* BEGIN Data in this exercise *

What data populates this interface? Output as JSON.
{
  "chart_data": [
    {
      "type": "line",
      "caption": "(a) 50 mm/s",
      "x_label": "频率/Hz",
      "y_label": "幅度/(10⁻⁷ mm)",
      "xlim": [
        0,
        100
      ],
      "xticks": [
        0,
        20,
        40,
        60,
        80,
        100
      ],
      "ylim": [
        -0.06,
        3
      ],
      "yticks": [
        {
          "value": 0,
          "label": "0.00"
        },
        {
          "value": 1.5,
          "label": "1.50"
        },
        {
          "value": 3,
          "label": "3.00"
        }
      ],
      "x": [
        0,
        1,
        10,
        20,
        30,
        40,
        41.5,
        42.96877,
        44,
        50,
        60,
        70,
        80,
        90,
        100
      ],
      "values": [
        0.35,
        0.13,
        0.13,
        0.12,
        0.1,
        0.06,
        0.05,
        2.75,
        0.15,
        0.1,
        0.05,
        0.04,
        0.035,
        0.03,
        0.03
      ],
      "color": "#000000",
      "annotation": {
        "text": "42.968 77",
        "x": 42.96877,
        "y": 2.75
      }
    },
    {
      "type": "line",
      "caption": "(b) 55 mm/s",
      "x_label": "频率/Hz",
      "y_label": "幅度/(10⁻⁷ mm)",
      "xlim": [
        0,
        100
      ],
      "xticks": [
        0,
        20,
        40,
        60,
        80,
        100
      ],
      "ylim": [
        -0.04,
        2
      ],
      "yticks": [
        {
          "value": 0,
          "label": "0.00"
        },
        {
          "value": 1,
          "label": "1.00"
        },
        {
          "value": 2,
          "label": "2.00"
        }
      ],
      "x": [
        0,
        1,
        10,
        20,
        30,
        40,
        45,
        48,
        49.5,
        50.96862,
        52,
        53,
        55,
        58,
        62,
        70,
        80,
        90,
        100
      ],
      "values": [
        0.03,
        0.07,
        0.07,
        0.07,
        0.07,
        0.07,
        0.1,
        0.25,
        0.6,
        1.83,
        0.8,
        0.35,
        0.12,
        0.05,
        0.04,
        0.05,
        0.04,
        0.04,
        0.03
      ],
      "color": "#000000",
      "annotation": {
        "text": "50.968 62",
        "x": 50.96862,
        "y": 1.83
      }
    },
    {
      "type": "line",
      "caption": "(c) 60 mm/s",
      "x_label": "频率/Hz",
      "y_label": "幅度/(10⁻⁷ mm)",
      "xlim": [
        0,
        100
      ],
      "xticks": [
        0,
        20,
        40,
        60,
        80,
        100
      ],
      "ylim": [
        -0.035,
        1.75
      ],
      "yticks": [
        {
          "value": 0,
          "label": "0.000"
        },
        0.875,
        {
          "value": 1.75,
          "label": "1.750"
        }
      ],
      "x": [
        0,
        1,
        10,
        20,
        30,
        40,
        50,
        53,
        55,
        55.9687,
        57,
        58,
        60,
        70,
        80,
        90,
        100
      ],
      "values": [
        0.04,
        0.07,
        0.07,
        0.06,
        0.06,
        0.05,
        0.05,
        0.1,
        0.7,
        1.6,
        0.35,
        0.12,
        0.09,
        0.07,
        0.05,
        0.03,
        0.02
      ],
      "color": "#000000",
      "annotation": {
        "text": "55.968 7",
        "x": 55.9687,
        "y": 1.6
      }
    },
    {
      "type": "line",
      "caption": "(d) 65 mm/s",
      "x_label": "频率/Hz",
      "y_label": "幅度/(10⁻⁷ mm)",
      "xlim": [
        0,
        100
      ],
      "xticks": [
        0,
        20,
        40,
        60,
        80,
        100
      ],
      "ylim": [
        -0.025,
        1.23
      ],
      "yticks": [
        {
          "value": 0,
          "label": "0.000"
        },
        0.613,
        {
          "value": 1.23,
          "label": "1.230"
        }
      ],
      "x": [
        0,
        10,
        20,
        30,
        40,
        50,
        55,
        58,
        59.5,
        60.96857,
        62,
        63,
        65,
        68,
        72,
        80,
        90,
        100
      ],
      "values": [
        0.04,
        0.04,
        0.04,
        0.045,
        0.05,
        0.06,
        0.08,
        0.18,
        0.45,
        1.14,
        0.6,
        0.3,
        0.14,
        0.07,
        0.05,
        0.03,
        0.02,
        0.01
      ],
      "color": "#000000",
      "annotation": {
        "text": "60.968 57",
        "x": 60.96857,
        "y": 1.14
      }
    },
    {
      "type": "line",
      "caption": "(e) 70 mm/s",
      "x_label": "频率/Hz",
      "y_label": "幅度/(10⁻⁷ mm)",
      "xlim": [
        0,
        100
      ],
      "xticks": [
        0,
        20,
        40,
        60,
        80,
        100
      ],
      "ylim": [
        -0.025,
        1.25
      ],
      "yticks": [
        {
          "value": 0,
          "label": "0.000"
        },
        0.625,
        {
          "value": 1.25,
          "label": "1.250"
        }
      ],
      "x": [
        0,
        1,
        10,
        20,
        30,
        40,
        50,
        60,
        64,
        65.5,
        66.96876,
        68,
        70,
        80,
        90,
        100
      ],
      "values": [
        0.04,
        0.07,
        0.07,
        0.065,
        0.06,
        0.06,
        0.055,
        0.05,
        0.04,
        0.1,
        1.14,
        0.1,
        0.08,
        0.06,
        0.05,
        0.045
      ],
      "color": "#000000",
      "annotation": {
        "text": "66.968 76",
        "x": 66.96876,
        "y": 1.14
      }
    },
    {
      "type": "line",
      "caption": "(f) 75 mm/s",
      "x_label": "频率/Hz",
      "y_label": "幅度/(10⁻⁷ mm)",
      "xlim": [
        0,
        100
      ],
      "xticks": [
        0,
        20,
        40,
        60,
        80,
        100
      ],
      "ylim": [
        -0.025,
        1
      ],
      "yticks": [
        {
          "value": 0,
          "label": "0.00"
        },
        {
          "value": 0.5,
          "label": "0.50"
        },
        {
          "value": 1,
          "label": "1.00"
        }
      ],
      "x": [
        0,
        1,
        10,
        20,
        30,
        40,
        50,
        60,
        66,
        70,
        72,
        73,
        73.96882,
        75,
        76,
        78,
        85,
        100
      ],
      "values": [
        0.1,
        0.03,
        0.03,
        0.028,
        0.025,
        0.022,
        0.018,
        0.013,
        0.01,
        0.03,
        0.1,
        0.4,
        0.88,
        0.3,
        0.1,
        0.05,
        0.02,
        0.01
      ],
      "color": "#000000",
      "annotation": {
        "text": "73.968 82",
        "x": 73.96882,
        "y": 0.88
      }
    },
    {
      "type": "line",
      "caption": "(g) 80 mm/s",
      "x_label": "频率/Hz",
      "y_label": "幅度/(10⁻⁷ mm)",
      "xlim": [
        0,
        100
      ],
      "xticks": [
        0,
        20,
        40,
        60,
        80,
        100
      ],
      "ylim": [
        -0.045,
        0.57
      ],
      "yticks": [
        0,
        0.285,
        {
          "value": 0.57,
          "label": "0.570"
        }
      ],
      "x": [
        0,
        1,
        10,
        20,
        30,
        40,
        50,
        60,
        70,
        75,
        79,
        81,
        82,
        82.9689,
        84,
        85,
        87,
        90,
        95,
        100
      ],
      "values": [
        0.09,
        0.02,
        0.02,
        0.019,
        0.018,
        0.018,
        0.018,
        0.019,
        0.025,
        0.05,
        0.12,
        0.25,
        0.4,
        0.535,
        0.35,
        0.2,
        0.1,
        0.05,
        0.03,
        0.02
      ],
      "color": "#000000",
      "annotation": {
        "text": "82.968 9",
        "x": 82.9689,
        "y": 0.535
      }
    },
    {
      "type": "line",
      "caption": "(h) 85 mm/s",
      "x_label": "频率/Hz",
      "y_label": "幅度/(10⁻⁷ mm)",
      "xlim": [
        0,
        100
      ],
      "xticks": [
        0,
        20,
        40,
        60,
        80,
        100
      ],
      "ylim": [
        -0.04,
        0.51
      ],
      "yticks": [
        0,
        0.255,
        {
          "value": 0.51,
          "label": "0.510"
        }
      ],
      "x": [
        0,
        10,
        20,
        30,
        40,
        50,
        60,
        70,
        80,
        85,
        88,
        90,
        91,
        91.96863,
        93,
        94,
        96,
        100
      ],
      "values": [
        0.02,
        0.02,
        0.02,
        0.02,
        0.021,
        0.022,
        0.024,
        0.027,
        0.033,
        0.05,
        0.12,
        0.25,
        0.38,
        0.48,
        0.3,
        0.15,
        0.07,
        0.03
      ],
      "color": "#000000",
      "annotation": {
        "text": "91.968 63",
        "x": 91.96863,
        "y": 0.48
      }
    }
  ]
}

* END Data in this exercise *

(What to produce):
Write only the number of lines in the records that include the word "text".

(The reply):
8